The problem: Omit all pictures. Quote only the lines from the one with "What data was" through the end of the material below.

Data to use:
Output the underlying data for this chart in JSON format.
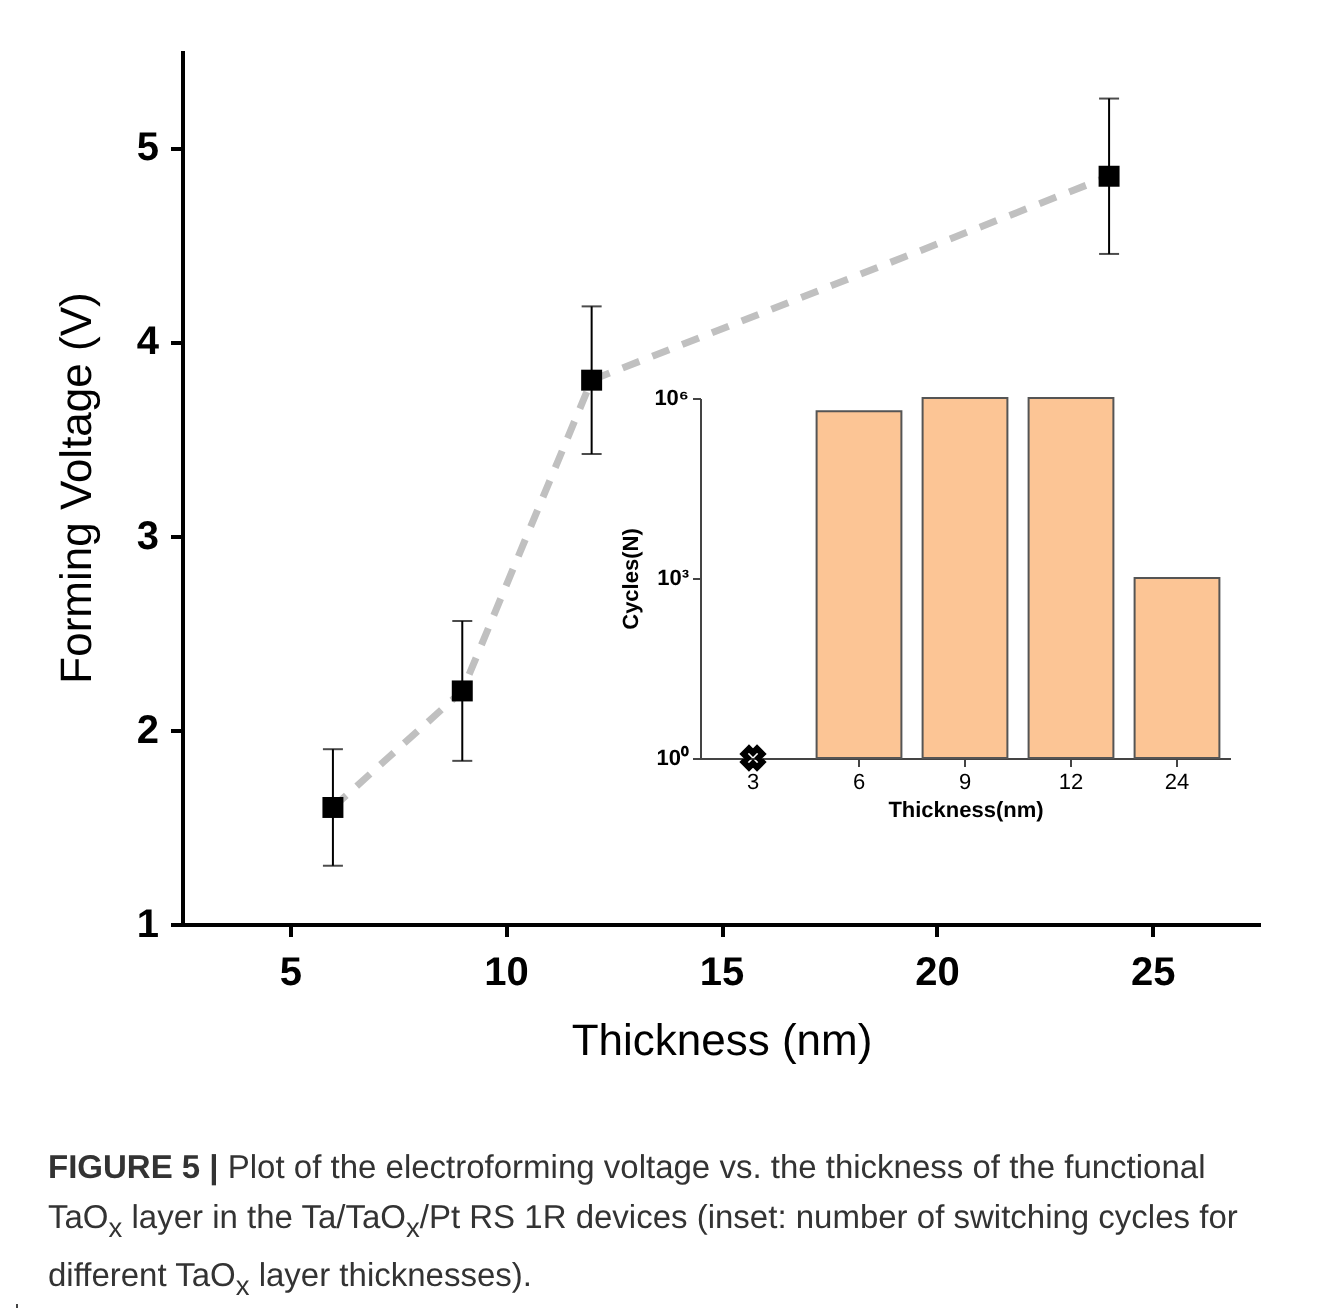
{
  "chart_data": [
    {
      "type": "scatter",
      "xlabel": "Thickness (nm)",
      "ylabel": "Forming Voltage (V)",
      "x": [
        6,
        9,
        12,
        24
      ],
      "series": [
        {
          "type": "line",
          "color": "#c0c0c0",
          "values": [
            1.6,
            2.2,
            3.8,
            4.85
          ],
          "line_style": "dashed",
          "marker": "none"
        },
        {
          "type": "scatter",
          "color": "#000000",
          "values": [
            1.6,
            2.2,
            3.8,
            4.85
          ],
          "errors": [
            0.3,
            0.36,
            0.38,
            0.4
          ],
          "marker": "square"
        }
      ],
      "xlim": [
        2.5,
        27.5
      ],
      "xticks": [
        5,
        10,
        15,
        20,
        25
      ],
      "ylim": [
        1,
        5.5
      ],
      "yticks": [
        1,
        2,
        3,
        4,
        5
      ],
      "annotations": [
        "FIGURE 5 |",
        "Plot of the electroforming voltage vs. the thickness of the functional TaO$_{x}$ layer in the Ta/TaO$_{x}$/Pt RS 1R devices (inset: number of switching cycles for different TaO$_{x}$ layer thicknesses)."
      ]
    },
    {
      "type": "bar",
      "xlabel": "Thickness(nm)",
      "ylabel": "Cycles(N)",
      "categories": [
        "3",
        "6",
        "9",
        "12",
        "24"
      ],
      "series": [
        {
          "type": "bar",
          "color": "#fcc595",
          "values": [
            null,
            600000,
            1000000,
            1000000,
            1000
          ]
        },
        {
          "type": "scatter",
          "color": "#000000",
          "marker": "cross",
          "values": [
            1,
            null,
            null,
            null,
            null
          ]
        }
      ],
      "log": "y",
      "ylim": [
        1,
        1000000
      ],
      "yticks": [
        {
          "value": 1,
          "label": "10⁰"
        },
        {
          "value": 1000,
          "label": "10³"
        },
        {
          "value": 1000000,
          "label": "10⁶"
        }
      ]
    }
  ]
}
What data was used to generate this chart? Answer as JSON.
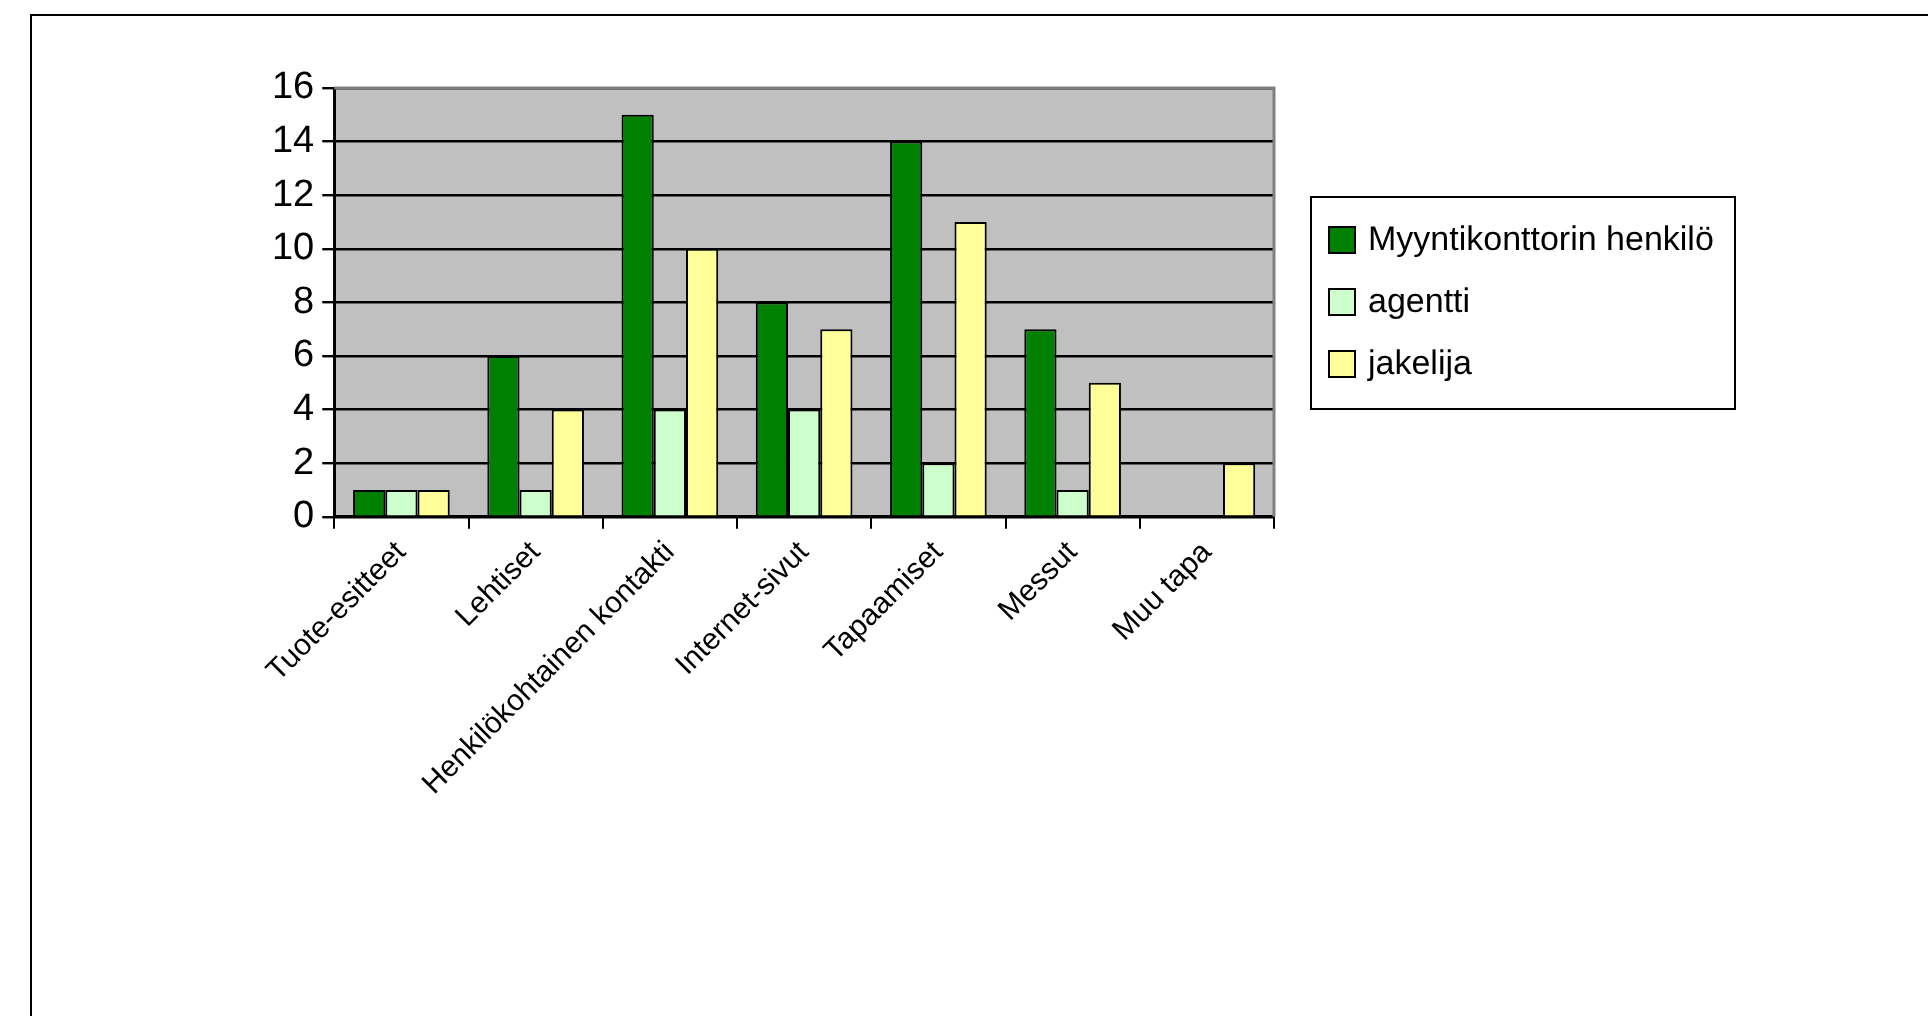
{
  "chart_data": {
    "type": "bar",
    "categories": [
      "Tuote-esitteet",
      "Lehtiset",
      "Henkilökohtainen kontakti",
      "Internet-sivut",
      "Tapaamiset",
      "Messut",
      "Muu tapa"
    ],
    "series": [
      {
        "name": "Myyntikonttorin henkilö",
        "color": "#008000",
        "values": [
          1,
          6,
          15,
          8,
          14,
          7,
          0
        ]
      },
      {
        "name": "agentti",
        "color": "#ccffcc",
        "values": [
          1,
          1,
          4,
          4,
          2,
          1,
          0
        ]
      },
      {
        "name": "jakelija",
        "color": "#ffff99",
        "values": [
          1,
          4,
          10,
          7,
          11,
          5,
          2
        ]
      }
    ],
    "ylim": [
      0,
      16
    ],
    "yticks": [
      0,
      2,
      4,
      6,
      8,
      10,
      12,
      14,
      16
    ],
    "grid": "y",
    "legend": "right"
  }
}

Response to this task:
What data was used to generate this chart? Answer as JSON.
{
  "chart_data": {
    "type": "bar",
    "categories": [
      "Tuote-esitteet",
      "Lehtiset",
      "Henkilökohtainen kontakti",
      "Internet-sivut",
      "Tapaamiset",
      "Messut",
      "Muu tapa"
    ],
    "series": [
      {
        "name": "Myyntikonttorin henkilö",
        "color": "#008000",
        "values": [
          1,
          6,
          15,
          8,
          14,
          7,
          0
        ]
      },
      {
        "name": "agentti",
        "color": "#ccffcc",
        "values": [
          1,
          1,
          4,
          4,
          2,
          1,
          0
        ]
      },
      {
        "name": "jakelija",
        "color": "#ffff99",
        "values": [
          1,
          4,
          10,
          7,
          11,
          5,
          2
        ]
      }
    ],
    "ylim": [
      0,
      16
    ],
    "yticks": [
      0,
      2,
      4,
      6,
      8,
      10,
      12,
      14,
      16
    ],
    "grid": "y",
    "legend": "right"
  }
}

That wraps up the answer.